- WHAT THIS TASK INVOLVES:
Give only the number of lines in the records below that contain the word "title".

<<<<

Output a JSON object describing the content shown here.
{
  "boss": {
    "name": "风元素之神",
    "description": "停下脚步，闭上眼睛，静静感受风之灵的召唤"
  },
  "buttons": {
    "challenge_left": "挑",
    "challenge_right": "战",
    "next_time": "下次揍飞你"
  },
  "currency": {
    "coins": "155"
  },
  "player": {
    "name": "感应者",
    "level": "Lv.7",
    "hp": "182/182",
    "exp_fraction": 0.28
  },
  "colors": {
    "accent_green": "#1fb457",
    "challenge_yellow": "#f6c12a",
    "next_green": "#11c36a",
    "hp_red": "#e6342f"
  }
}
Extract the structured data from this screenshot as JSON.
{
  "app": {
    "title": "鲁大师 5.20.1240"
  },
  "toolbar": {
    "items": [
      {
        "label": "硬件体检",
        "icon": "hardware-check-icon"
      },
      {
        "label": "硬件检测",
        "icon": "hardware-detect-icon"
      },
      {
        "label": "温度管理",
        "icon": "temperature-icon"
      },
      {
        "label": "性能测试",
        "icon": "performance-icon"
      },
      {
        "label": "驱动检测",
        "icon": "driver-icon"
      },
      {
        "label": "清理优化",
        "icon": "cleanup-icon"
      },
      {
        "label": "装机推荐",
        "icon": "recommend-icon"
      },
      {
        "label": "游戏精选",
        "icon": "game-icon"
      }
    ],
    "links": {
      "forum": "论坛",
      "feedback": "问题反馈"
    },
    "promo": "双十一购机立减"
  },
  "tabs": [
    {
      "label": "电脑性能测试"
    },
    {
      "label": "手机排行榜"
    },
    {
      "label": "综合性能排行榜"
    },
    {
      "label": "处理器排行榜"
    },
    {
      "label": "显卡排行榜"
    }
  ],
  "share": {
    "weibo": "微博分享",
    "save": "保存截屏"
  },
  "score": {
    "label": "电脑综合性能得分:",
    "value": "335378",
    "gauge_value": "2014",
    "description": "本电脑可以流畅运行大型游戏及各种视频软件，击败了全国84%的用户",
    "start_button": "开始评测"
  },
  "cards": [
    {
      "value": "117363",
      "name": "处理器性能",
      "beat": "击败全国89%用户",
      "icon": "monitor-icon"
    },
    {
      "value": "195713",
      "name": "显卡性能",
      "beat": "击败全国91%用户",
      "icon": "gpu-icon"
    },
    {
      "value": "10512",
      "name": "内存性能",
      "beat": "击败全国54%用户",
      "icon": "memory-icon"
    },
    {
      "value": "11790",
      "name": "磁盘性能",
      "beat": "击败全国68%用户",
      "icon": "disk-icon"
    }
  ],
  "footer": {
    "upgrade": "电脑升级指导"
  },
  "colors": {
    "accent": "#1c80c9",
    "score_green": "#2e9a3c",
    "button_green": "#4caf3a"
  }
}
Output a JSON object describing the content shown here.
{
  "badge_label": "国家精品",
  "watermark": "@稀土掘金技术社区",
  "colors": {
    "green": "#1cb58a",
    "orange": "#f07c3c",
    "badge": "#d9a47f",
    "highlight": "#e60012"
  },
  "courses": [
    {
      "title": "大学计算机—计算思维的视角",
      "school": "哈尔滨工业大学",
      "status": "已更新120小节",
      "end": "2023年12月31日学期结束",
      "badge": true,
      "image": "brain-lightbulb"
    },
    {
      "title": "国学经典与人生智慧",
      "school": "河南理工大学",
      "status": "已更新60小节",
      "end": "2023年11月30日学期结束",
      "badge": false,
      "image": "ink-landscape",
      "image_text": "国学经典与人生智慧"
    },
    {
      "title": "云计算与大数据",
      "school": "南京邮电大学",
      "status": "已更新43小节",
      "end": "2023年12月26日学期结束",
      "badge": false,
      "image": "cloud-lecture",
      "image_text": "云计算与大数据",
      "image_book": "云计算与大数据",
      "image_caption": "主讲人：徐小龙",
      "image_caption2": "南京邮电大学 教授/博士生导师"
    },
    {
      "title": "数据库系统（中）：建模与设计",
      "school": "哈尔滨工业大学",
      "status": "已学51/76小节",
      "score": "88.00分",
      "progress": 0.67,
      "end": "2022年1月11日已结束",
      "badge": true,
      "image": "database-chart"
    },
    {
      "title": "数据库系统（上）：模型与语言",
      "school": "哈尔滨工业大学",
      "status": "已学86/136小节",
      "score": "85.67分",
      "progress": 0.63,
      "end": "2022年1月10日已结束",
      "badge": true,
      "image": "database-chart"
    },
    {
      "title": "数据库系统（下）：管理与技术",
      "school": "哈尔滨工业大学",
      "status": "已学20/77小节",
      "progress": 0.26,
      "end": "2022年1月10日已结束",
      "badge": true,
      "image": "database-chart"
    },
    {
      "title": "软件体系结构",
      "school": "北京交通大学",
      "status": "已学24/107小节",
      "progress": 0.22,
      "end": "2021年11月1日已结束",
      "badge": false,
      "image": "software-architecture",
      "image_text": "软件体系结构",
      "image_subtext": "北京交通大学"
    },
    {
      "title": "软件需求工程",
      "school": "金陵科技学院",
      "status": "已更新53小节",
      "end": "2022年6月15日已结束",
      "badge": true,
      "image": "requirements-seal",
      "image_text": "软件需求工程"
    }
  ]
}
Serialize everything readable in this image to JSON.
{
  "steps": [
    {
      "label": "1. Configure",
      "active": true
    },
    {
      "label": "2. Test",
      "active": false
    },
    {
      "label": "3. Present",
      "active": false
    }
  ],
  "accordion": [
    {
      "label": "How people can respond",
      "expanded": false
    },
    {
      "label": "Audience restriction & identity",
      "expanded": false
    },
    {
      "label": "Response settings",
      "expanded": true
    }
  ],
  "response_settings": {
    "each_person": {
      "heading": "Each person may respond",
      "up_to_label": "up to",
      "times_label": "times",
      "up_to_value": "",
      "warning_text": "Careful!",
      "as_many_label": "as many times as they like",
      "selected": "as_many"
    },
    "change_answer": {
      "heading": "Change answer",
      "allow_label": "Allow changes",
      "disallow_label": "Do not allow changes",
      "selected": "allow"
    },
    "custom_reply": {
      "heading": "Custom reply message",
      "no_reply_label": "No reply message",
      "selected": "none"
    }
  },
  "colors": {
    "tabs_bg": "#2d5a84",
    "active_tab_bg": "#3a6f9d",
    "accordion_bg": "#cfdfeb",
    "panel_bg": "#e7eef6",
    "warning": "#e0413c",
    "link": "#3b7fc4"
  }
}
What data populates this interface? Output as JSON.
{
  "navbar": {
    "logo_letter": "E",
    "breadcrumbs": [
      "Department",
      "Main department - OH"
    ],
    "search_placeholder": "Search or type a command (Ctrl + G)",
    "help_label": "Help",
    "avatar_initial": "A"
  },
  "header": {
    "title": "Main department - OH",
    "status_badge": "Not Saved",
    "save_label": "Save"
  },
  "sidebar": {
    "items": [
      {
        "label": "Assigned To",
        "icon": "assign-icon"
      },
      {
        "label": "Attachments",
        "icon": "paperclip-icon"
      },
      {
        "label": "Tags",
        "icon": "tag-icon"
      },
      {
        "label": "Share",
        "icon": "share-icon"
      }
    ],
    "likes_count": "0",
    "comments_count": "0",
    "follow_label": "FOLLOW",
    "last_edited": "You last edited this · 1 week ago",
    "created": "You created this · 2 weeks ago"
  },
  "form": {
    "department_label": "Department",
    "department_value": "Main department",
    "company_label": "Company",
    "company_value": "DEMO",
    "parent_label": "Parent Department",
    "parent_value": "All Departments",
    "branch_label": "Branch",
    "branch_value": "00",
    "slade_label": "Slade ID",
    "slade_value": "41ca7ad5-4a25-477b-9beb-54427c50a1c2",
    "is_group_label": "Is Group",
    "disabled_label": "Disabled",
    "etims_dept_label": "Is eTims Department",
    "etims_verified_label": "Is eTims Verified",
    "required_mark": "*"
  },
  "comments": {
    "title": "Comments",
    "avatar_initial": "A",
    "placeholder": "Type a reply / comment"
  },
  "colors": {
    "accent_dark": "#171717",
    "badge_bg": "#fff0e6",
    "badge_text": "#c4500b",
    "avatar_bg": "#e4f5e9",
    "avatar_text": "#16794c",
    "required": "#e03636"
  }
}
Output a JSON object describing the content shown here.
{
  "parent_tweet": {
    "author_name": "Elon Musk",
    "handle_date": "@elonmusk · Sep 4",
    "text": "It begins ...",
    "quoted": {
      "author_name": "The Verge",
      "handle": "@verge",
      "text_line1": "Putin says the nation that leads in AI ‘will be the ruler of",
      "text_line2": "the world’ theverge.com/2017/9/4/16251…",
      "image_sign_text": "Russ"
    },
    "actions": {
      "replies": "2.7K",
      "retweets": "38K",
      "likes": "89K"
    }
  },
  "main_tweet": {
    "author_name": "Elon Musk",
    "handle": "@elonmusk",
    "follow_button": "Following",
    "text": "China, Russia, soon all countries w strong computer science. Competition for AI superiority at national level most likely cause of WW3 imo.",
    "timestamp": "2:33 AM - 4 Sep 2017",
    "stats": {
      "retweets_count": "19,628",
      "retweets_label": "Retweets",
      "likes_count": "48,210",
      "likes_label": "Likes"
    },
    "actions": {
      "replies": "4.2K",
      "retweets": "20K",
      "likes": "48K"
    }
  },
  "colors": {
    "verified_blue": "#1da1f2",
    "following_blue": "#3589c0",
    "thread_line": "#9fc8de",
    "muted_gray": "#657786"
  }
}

>>>>

- THE RESULT:
11